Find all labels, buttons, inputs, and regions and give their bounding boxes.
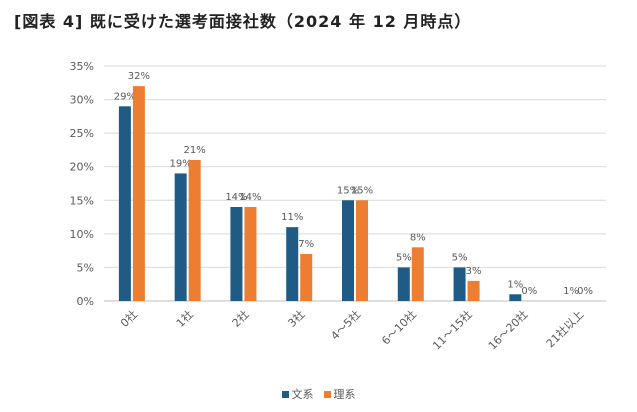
legend-item-rikei: 理系 [323, 386, 356, 402]
bar-bunkei [509, 294, 522, 301]
data-label: 0% [577, 286, 593, 297]
bar-bunkei [397, 267, 410, 301]
y-tick-label: 35% [70, 60, 94, 73]
data-label: 29% [114, 91, 136, 102]
data-label: 32% [128, 71, 150, 82]
legend-swatch-bunkei [281, 390, 289, 398]
x-tick-label: 0社 [117, 307, 140, 330]
bar-bunkei [453, 267, 466, 301]
data-label: 15% [351, 185, 373, 196]
y-tick-label: 10% [70, 228, 94, 241]
y-tick-label: 25% [70, 127, 94, 140]
x-tick-label: 3社 [285, 307, 308, 330]
data-label: 1% [563, 286, 579, 297]
data-label: 8% [410, 232, 426, 243]
bar-bunkei [230, 207, 243, 301]
data-label: 5% [452, 252, 468, 263]
data-label: 15% [337, 185, 359, 196]
x-tick-label: 4～5社 [328, 307, 363, 342]
data-label: 1% [507, 279, 523, 290]
bar-bunkei [342, 200, 354, 301]
bar-bunkei [174, 173, 187, 301]
x-tick-label: 16～20社 [485, 307, 530, 352]
chart-title: [図表 4] 既に受けた選考面接社数（2024 年 12 月時点） [14, 12, 472, 31]
bar-rikei [188, 160, 201, 301]
data-label: 19% [170, 158, 192, 169]
bar-bunkei [286, 227, 299, 301]
x-tick-label: 2社 [229, 307, 252, 330]
legend: 文系 理系 [0, 386, 637, 402]
x-tick-label: 21社以上 [543, 307, 586, 350]
legend-swatch-rikei [323, 390, 331, 398]
y-tick-label: 15% [70, 194, 94, 207]
data-label: 0% [521, 286, 537, 297]
bar-rikei [356, 200, 368, 301]
data-label: 11% [281, 212, 303, 223]
x-tick-label: 1社 [173, 307, 196, 330]
data-label: 14% [225, 192, 247, 203]
data-label: 7% [298, 239, 314, 250]
data-label: 21% [184, 145, 206, 156]
data-label: 14% [239, 192, 261, 203]
bar-rikei [300, 254, 313, 301]
x-tick-label: 11～15社 [429, 307, 474, 352]
x-tick-label: 6～10社 [379, 307, 419, 347]
y-tick-label: 0% [77, 295, 94, 308]
legend-label-bunkei: 文系 [291, 388, 314, 401]
legend-item-bunkei: 文系 [281, 386, 314, 402]
data-label: 3% [466, 266, 482, 277]
y-tick-label: 30% [70, 94, 94, 107]
bar-bunkei [118, 106, 131, 302]
bar-rikei [467, 280, 480, 301]
bar-rikei [244, 207, 257, 301]
legend-label-rikei: 理系 [333, 388, 356, 401]
bar-rikei [411, 247, 424, 301]
y-tick-label: 5% [77, 261, 94, 274]
data-label: 5% [396, 252, 412, 263]
y-tick-label: 20% [70, 161, 94, 174]
bar-rikei [132, 86, 145, 302]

┄┄┄┄┄┄┄┄┄┄

The exercise ▸ Output every line of the items above as a Markdown table with the columns Row and Line, where Row holds the row number and Line holds the line. Leave out blank lines and the pictures.

Answer for this exercise ▸
| Row | Line |
|---|---|
| 1 | Find all labels, buttons, inputs, and regions and give their bounding boxes. |
| 2 | legend-item-rikei: 理系 [323, 386, 356, 402] |
| 3 | bar-bunkei [509, 294, 522, 301] |
| 4 | data-label: 0% [577, 286, 593, 297] |
| 5 | bar-bunkei [397, 267, 410, 301] |
| 6 | y-tick-label: 35% [70, 60, 94, 73] |
| 7 | data-label: 29% [114, 91, 136, 102] |
| 8 | data-label: 32% [128, 71, 150, 82] |
| 9 | legend-swatch-bunkei [281, 390, 289, 398] |
| 10 | x-tick-label: 0社 [117, 307, 140, 330] |
| 11 | bar-bunkei [453, 267, 466, 301] |
| 12 | data-label: 15% [351, 185, 373, 196] |
| 13 | y-tick-label: 10% [70, 228, 94, 241] |
| 14 | y-tick-label: 25% [70, 127, 94, 140] |
| 15 | x-tick-label: 3社 [285, 307, 308, 330] |
| 16 | data-label: 1% [563, 286, 579, 297] |
| 17 | data-label: 8% [410, 232, 426, 243] |
| 18 | bar-bunkei [230, 207, 243, 301] |
| 19 | data-label: 5% [452, 252, 468, 263] |
| 20 | data-label: 15% [337, 185, 359, 196] |
| 21 | x-tick-label: 4～5社 [328, 307, 363, 342] |
| 22 | data-label: 1% [507, 279, 523, 290] |
| 23 | bar-bunkei [342, 200, 354, 301] |
| 24 | bar-bunkei [174, 173, 187, 301] |
| 25 | x-tick-label: 16～20社 [485, 307, 530, 352] |
| 26 | chart-title: [図表 4] 既に受けた選考面接社数（2024 年 12 月時点） [14, 12, 472, 31] |
| 27 | bar-rikei [188, 160, 201, 301] |
| 28 | data-label: 19% [170, 158, 192, 169] |
| 29 | bar-bunkei [286, 227, 299, 301] |
| 30 | x-tick-label: 2社 [229, 307, 252, 330] |
| 31 | legend: 文系 理系 [0, 386, 637, 402] |
| 32 | x-tick-label: 21社以上 [543, 307, 586, 350] |
| 33 | legend-swatch-rikei [323, 390, 331, 398] |
| 34 | y-tick-label: 15% [70, 194, 94, 207] |
| 35 | data-label: 0% [521, 286, 537, 297] |
| 36 | bar-rikei [356, 200, 368, 301] |
| 37 | data-label: 11% [281, 212, 303, 223] |
| 38 | x-tick-label: 1社 [173, 307, 196, 330] |
| 39 | data-label: 14% [225, 192, 247, 203] |
| 40 | data-label: 7% [298, 239, 314, 250] |
| 41 | data-label: 21% [184, 145, 206, 156] |
| 42 | data-label: 14% [239, 192, 261, 203] |
| 43 | bar-rikei [300, 254, 313, 301] |
| 44 | x-tick-label: 11～15社 [429, 307, 474, 352] |
| 45 | x-tick-label: 6～10社 [379, 307, 419, 347] |
| 46 | y-tick-label: 0% [77, 295, 94, 308] |
| 47 | legend-label-bunkei: 文系 [291, 388, 314, 401] |
| 48 | legend-item-bunkei: 文系 [281, 386, 314, 402] |
| 49 | data-label: 3% [466, 266, 482, 277] |
| 50 | y-tick-label: 30% [70, 94, 94, 107] |
| 51 | bar-bunkei [118, 106, 131, 302] |
| 52 | bar-rikei [467, 280, 480, 301] |
| 53 | bar-rikei [244, 207, 257, 301] |
| 54 | legend-label-rikei: 理系 [333, 388, 356, 401] |
| 55 | bar-rikei [411, 247, 424, 301] |
| 56 | y-tick-label: 5% [77, 261, 94, 274] |
| 57 | data-label: 5% [396, 252, 412, 263] |
| 58 | y-tick-label: 20% [70, 161, 94, 174] |
| 59 | bar-rikei [132, 86, 145, 302] |